Extracted records:
--- --- ---
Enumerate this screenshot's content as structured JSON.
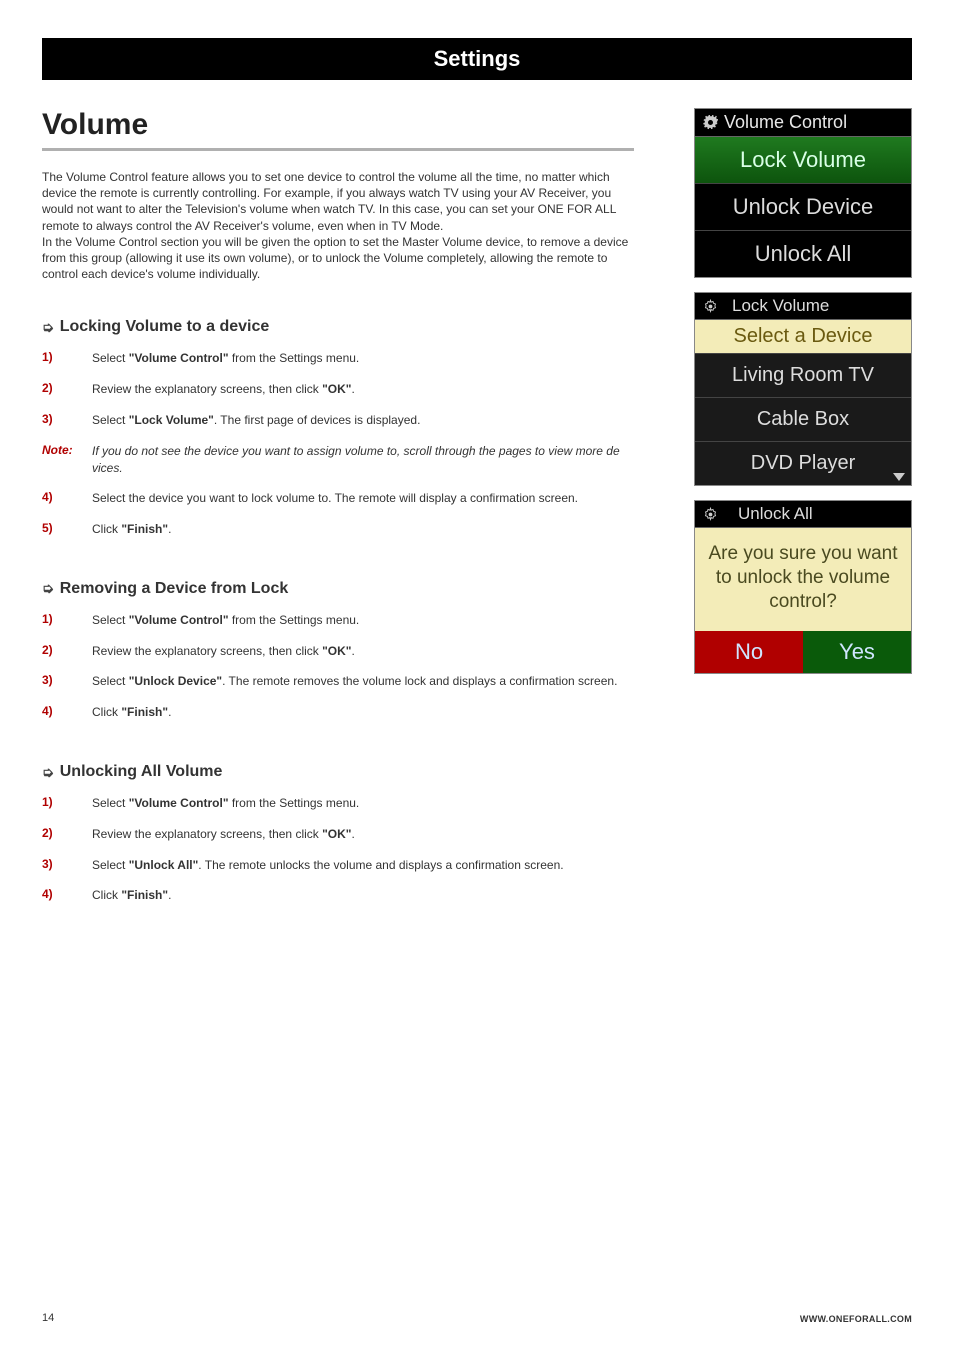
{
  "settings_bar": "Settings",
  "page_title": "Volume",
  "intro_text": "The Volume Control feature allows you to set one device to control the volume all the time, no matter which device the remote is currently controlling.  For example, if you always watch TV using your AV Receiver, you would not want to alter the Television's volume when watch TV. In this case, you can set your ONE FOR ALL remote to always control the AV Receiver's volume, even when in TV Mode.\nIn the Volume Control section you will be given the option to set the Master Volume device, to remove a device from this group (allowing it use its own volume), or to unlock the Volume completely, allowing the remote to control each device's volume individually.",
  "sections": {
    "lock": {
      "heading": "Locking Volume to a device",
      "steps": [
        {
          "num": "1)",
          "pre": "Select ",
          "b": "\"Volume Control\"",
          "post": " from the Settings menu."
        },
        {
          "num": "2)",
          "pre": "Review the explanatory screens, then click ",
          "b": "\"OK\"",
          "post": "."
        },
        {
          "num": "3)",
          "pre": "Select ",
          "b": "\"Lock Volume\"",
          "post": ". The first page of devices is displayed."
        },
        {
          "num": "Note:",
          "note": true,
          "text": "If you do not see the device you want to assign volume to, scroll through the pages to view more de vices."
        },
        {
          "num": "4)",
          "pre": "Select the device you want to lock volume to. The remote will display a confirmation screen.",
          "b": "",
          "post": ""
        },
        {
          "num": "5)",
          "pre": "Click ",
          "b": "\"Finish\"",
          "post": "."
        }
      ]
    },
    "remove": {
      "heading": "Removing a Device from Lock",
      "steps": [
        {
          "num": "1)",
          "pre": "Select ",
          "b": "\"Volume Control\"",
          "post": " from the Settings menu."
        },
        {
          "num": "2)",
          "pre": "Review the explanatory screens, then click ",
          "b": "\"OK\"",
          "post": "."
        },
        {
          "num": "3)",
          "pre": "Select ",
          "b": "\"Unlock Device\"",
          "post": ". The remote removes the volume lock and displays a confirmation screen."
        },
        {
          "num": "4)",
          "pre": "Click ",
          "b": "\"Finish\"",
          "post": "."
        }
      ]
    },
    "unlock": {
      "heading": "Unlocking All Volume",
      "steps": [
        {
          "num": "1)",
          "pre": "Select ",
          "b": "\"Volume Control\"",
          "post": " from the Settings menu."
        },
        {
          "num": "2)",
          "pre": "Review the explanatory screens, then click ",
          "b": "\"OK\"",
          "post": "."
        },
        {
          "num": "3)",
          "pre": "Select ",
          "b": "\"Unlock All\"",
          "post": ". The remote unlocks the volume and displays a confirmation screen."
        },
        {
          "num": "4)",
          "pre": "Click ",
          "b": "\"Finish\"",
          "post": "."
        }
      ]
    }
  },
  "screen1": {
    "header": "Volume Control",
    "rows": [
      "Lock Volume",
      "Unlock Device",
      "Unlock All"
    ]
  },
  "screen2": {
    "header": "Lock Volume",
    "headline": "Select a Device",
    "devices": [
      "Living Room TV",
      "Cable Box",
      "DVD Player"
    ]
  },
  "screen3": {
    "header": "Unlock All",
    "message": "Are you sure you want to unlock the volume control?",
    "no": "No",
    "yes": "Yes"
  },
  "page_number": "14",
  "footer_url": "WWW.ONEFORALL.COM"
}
--- --- ---
## Exercise directions
Reproduce every line from the entries that holds the word "header".

## Task output
    "header": "Volume Control",
    "header": "Lock Volume",
    "header": "Unlock All",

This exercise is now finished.